Task description – Every line that contains the word "playing" should be copied out.
------ Supplied material
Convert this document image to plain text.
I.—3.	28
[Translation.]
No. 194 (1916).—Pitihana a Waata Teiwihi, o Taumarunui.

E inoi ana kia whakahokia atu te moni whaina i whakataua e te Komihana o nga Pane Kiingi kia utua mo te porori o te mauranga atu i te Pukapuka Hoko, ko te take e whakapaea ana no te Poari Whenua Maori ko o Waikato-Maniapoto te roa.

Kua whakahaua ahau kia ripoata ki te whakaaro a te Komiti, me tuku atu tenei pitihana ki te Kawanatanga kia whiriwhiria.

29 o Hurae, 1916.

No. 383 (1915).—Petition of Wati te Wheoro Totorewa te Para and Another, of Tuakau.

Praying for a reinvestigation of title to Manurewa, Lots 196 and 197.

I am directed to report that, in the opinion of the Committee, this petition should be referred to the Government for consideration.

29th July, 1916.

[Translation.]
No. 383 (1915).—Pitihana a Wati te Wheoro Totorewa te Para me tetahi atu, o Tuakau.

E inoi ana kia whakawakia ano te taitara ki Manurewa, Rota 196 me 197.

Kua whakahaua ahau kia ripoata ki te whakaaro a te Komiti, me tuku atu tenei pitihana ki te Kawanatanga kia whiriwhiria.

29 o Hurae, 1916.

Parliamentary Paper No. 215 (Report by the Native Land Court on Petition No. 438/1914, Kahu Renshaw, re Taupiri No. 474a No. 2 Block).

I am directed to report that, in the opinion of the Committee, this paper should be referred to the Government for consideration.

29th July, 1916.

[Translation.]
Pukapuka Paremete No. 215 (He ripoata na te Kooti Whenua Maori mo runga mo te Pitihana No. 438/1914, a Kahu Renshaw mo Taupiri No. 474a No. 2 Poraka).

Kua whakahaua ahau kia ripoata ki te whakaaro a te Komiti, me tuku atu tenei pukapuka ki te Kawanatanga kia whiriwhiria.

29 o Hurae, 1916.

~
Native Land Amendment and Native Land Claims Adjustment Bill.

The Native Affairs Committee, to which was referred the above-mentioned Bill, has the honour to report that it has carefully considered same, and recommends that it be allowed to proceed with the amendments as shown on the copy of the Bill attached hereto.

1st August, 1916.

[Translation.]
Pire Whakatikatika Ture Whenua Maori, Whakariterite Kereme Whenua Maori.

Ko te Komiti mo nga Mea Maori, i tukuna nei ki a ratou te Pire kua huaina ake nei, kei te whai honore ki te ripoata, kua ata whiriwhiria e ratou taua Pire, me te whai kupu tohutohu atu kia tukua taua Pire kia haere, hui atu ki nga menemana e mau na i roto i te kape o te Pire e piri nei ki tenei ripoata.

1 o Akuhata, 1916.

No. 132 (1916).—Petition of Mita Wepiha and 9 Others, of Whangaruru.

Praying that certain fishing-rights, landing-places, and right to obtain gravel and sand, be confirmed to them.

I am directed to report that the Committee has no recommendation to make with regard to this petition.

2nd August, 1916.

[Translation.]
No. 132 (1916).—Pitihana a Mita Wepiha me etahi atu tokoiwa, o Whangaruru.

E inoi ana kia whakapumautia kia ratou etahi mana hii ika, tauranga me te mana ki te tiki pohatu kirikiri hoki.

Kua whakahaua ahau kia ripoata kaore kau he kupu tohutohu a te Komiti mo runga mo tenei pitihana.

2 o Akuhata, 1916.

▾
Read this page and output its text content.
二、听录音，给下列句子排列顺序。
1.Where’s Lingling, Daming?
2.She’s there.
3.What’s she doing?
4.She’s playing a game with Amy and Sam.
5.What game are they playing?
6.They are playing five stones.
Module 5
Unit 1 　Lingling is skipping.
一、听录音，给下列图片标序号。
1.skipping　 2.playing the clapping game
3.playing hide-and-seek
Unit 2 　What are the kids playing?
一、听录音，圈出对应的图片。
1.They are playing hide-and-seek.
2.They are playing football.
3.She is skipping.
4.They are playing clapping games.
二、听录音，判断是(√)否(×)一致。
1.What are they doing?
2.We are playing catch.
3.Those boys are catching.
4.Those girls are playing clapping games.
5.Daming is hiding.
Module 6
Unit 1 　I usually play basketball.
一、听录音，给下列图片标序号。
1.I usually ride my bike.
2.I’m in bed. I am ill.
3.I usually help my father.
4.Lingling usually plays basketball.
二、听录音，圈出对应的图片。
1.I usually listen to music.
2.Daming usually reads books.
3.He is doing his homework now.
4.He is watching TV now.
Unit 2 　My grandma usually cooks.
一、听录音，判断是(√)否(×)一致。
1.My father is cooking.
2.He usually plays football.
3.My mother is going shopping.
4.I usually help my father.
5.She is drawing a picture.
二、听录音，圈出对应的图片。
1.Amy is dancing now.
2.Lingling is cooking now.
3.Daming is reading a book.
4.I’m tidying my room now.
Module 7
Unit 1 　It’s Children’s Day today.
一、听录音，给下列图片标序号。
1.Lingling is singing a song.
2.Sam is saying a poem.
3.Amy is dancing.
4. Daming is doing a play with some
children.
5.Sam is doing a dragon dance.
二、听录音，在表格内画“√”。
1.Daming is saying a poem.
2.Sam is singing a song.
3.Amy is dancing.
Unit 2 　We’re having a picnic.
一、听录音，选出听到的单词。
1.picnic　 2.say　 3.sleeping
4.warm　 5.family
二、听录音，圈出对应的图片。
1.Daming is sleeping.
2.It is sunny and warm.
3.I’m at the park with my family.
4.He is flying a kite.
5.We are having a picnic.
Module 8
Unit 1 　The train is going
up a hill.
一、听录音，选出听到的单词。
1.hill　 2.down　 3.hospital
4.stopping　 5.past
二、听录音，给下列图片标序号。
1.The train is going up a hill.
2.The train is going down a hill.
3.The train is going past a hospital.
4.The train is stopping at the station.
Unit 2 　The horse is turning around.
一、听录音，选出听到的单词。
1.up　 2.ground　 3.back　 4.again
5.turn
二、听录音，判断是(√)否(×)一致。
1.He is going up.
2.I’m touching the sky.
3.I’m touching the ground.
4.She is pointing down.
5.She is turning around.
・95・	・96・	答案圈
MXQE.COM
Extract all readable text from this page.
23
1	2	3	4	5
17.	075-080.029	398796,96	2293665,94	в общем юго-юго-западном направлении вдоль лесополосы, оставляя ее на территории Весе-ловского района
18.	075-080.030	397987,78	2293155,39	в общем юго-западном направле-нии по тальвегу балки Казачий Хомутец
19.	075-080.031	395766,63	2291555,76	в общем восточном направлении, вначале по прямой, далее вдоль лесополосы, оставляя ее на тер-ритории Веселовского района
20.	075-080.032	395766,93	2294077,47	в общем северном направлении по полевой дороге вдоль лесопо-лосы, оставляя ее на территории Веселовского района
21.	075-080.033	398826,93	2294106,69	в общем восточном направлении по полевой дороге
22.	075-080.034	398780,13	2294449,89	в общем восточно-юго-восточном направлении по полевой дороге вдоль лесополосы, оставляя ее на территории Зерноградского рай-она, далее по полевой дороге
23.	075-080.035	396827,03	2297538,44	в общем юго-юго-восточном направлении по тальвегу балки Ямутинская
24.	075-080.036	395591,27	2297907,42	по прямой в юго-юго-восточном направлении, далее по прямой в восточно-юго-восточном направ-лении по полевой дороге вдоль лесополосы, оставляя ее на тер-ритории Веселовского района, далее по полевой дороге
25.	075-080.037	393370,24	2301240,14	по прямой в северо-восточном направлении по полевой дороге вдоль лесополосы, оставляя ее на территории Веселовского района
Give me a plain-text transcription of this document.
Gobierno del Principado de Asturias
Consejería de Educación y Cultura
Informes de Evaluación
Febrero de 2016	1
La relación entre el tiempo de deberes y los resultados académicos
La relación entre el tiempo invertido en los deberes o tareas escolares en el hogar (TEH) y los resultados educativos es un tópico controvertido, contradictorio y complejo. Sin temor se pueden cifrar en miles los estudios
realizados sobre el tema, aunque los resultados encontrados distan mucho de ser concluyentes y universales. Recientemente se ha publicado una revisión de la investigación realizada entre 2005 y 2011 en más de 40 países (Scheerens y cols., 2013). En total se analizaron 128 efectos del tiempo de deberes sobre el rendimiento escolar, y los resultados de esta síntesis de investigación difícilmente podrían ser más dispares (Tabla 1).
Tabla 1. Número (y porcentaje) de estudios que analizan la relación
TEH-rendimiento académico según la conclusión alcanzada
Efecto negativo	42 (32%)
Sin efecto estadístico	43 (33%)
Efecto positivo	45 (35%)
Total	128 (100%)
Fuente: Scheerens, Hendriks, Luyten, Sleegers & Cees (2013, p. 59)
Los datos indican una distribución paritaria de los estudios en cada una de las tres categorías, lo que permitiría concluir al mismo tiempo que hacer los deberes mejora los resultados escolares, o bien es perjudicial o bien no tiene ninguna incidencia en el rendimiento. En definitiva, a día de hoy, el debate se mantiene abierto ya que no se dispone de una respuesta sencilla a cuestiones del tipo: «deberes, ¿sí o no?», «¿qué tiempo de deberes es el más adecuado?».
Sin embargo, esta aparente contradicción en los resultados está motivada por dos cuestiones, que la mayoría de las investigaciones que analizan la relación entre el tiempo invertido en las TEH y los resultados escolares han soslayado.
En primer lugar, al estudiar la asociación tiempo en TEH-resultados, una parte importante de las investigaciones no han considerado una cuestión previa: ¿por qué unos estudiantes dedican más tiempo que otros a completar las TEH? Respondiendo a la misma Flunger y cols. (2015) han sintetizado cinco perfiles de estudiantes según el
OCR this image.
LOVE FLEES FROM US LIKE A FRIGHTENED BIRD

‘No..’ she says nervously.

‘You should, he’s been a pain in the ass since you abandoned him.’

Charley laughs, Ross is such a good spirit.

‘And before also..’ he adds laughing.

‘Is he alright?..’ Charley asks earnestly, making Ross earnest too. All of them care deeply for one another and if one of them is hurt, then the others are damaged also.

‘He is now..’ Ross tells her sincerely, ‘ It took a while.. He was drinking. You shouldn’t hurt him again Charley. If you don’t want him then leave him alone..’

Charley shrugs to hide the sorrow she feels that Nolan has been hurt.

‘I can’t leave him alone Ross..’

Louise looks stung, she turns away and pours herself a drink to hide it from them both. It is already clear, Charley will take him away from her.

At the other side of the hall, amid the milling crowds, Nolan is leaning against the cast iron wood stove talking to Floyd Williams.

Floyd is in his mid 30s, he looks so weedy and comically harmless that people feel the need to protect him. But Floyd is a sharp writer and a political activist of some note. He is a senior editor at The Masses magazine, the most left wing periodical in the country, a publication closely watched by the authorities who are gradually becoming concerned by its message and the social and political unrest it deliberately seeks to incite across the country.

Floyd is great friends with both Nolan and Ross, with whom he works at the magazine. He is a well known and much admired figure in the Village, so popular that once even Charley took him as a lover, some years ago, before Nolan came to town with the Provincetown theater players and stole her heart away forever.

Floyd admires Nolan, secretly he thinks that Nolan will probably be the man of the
------------
Full output –
4.She’s playing a game with Amy and Sam.
5.What game are they playing?
6.They are playing five stones.
1.skipping　 2.playing the clapping game
3.playing hide-and-seek
Unit 2 　What are the kids playing?
1.They are playing hide-and-seek.
2.They are playing football.
4.They are playing clapping games.
2.We are playing catch.
4.Those girls are playing clapping games.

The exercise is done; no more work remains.